## ЗАДАНИЕ:
Опираясь на текст «Великая Китайская стена», объясните в одном–трех предложениях, почему европейские торговцы стали искать альтернативный морской путь к пряностям Востока.

## ИСТОЧНИК:
Великая Китайская стена
Шрифт:
Иезуитские миссионеры, настолько глубоко полюбившие Китай в целом и его стену в особенности, создали тем самым один из исторических парадоксов семнадцатого столетия. Присутствие иезуитов в Китае как составляющей католического экспансионизма стало прямым следствием нового для европейцев империалистического, жаждущего прибыли стремления торговать и завоевывать. В XV веке, ожив после разорительных войн и эпидемий предшествующего столетия, Европа принялась вынюхивать себе дорогу вовне, вдоль неисследованных торговых путей. В 1428 году, пытаясь покрыть ущерб, понесенный от нападений монголов и турок, египетский султан решил подоить своих европейских клиентов и более чем на шестьдесят процентов поднял цену на перец. Потребность вернуть прибыли вынудила европейских торговцев искать альтернативный морской путь к пряностям Востока, путь, который шел бы в обход Александрии с ее чрезмерными запросами. Под управлением своего кормчего-монарха, принца Генриха Мореплавателя, португальские моряки прокрались вдоль африканского берега, захватив на севере Квету, обогнули мыс Доброй Надежды и бросили якорь в Калькутте, чем открыли для Европы
Катализатором европейской экспансии стал фанатичный союз между государством и церковью, при этом и для одного, и для другой ранние Крестовые походы узаконили использование силы для распространения христианской веры. Предвкушая огромные возможности для обращения, в XV веке папы римские благословляли империалистические завоевания, раз за разом даруя португальцам политическую власть над землями, отвоеванными у язычников. После того как Колумб случайно открыл Америку, полагая, будто нашел новый путь в Индию, Южная Америка испытала всю тяжесть воинственного, националистического католицизма, а ее население вскоре оказалось слишком ослабленным привезенными европейцами заболеваниями, чтобы сопротивляться. Язычество давало рациональный повод для завоеваний и эксплуатации Нового Света: поскольку население Америки составляли язычники, следовало из наказов католицизма, оно заслуживает того, чтобы их богатство было у них отнято, чтобы к ним применялось любое насилие, необходимое для обращения их в богобоязненных христиан.

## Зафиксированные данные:
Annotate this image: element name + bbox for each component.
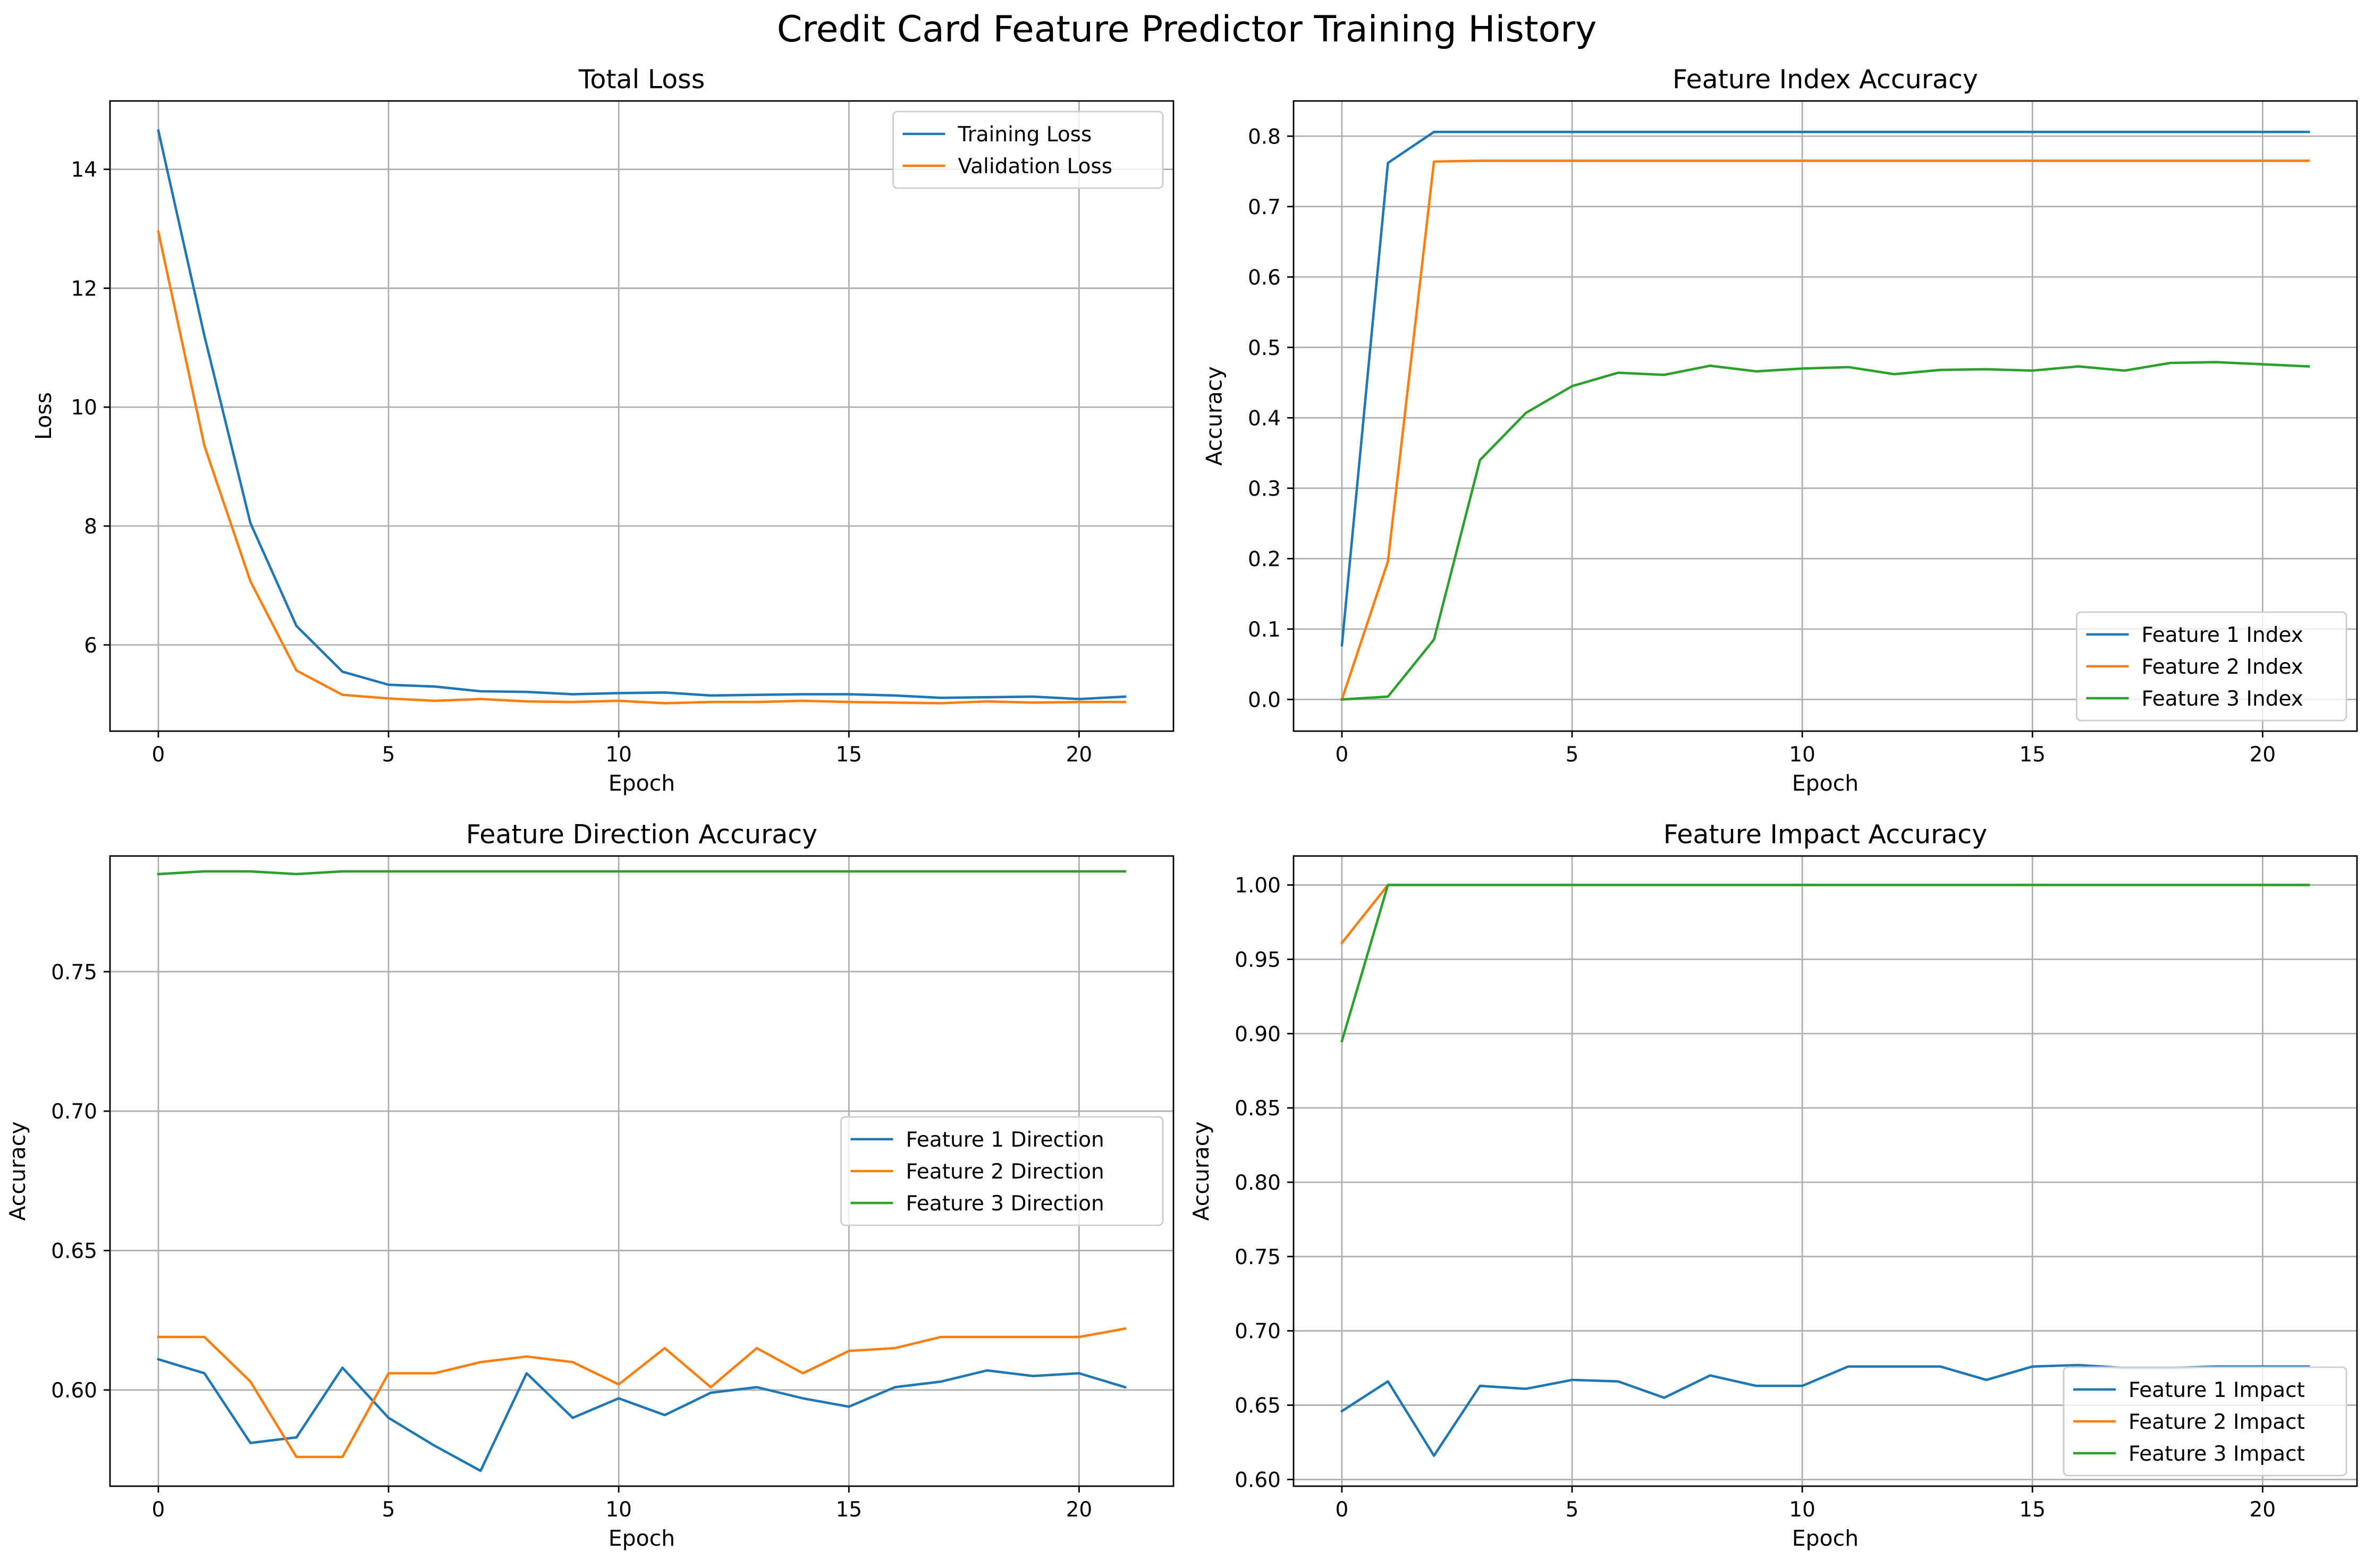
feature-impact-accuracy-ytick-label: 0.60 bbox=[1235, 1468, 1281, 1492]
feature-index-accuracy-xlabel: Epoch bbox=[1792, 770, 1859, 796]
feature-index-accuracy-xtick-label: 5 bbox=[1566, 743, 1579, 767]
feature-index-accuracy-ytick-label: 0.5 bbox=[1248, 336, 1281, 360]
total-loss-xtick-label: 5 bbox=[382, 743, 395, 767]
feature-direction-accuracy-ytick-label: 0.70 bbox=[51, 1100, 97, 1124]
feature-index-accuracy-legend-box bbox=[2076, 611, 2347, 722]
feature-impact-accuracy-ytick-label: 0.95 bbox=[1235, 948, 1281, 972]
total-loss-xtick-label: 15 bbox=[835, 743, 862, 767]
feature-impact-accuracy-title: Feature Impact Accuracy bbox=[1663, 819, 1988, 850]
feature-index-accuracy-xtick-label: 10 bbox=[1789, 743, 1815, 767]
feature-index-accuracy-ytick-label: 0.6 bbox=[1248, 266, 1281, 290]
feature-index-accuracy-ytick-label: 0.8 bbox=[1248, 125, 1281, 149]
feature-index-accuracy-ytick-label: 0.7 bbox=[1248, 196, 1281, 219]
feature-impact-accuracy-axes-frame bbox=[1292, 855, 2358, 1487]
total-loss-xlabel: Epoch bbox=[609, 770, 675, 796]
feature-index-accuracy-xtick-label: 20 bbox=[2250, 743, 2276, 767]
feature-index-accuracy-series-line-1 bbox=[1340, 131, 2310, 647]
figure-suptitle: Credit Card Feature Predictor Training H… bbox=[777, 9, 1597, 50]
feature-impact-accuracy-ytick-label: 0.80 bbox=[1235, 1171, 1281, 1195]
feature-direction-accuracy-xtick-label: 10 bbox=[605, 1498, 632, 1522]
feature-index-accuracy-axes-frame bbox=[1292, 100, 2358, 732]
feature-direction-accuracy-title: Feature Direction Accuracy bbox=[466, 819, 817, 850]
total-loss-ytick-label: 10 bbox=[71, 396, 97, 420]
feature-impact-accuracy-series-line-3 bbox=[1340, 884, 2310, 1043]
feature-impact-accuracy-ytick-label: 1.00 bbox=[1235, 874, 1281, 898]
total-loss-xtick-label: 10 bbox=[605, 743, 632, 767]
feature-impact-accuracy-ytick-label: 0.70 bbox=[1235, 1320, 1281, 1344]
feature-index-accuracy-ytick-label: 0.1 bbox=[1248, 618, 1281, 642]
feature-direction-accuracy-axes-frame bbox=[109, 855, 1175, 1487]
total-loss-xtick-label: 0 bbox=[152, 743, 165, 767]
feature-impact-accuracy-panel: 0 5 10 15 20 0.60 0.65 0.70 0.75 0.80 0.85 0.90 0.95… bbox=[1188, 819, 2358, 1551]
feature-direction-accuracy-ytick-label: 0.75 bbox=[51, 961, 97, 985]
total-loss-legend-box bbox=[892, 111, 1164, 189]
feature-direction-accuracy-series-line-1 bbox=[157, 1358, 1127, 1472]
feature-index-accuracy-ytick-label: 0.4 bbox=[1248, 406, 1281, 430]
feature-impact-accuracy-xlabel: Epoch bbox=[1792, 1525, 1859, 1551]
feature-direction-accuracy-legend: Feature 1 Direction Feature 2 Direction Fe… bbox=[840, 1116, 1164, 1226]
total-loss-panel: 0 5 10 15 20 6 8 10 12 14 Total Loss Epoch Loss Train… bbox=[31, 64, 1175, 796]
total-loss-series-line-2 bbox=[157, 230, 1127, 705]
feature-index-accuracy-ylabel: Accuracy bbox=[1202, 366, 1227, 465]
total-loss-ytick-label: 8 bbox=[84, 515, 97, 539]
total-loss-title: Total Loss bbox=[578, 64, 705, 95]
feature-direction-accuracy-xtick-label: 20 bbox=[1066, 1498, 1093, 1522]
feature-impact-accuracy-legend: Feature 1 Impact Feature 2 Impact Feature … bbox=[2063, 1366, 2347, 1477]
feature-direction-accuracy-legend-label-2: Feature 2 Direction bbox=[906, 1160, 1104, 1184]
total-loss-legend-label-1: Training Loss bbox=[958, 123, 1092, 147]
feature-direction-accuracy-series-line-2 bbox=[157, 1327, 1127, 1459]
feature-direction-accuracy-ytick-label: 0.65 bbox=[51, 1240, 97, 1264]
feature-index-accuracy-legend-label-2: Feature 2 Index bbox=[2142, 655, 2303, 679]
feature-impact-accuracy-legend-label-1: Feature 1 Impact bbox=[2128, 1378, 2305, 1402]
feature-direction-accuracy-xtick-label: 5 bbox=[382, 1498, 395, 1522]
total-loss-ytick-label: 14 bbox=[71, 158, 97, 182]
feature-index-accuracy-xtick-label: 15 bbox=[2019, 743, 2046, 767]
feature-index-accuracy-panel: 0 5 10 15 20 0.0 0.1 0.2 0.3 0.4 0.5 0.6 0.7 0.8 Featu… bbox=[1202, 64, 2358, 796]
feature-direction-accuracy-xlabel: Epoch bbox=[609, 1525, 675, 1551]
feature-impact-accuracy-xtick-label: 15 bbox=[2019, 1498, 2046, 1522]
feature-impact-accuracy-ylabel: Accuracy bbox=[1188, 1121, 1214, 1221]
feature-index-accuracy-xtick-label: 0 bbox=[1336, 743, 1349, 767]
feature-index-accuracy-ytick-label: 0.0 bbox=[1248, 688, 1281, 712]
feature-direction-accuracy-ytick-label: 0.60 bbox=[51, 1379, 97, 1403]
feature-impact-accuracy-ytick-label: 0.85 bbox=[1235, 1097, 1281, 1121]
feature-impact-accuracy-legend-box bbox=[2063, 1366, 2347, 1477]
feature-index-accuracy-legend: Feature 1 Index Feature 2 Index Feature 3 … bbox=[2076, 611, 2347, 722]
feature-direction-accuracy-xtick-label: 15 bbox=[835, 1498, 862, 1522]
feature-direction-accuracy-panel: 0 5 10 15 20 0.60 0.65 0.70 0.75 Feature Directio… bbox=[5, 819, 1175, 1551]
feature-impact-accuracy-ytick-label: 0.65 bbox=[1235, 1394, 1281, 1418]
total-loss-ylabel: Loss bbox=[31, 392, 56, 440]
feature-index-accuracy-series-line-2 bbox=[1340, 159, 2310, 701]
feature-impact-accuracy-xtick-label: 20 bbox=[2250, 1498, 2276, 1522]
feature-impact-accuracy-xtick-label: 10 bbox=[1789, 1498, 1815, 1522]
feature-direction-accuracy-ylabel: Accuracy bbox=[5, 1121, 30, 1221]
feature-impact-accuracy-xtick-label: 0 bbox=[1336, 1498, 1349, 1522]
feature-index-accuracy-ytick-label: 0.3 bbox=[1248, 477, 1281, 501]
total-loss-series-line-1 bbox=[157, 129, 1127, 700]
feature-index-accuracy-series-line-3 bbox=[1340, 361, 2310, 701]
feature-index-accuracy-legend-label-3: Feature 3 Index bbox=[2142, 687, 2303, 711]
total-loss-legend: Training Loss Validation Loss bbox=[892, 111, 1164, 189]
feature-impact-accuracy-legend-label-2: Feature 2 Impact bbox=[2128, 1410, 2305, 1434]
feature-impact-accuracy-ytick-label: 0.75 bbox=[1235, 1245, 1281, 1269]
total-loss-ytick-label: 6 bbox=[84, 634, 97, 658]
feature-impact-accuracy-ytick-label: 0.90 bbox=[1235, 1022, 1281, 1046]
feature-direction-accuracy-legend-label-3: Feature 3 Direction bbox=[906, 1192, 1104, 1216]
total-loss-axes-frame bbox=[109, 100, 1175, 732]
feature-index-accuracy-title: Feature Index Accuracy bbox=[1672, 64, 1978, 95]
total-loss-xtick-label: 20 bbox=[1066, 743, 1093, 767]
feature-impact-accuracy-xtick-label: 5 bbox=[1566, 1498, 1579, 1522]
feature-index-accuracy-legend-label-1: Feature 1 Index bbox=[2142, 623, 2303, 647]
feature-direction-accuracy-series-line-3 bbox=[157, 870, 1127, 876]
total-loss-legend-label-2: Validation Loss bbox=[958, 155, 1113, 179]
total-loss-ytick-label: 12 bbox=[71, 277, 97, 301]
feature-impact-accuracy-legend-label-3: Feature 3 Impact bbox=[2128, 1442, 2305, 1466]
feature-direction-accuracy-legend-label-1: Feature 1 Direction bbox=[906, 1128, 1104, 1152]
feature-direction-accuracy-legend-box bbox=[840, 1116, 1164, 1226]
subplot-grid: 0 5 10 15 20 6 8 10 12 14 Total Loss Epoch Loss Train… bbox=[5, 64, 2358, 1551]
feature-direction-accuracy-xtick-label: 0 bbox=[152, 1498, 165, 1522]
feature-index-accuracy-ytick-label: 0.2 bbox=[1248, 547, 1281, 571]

## ОТВЕТ:
В 1428 году египетский султан поднял цену на перец более чем на шестьдесят процентов, чтобы покрыть ущерб от нападений монголов и турок. Европейским торговцам нужно было вернуть прибыли, поэтому они стали искать путь к пряностям, проходящий в обход Александрии с ее чрезмерными запросами.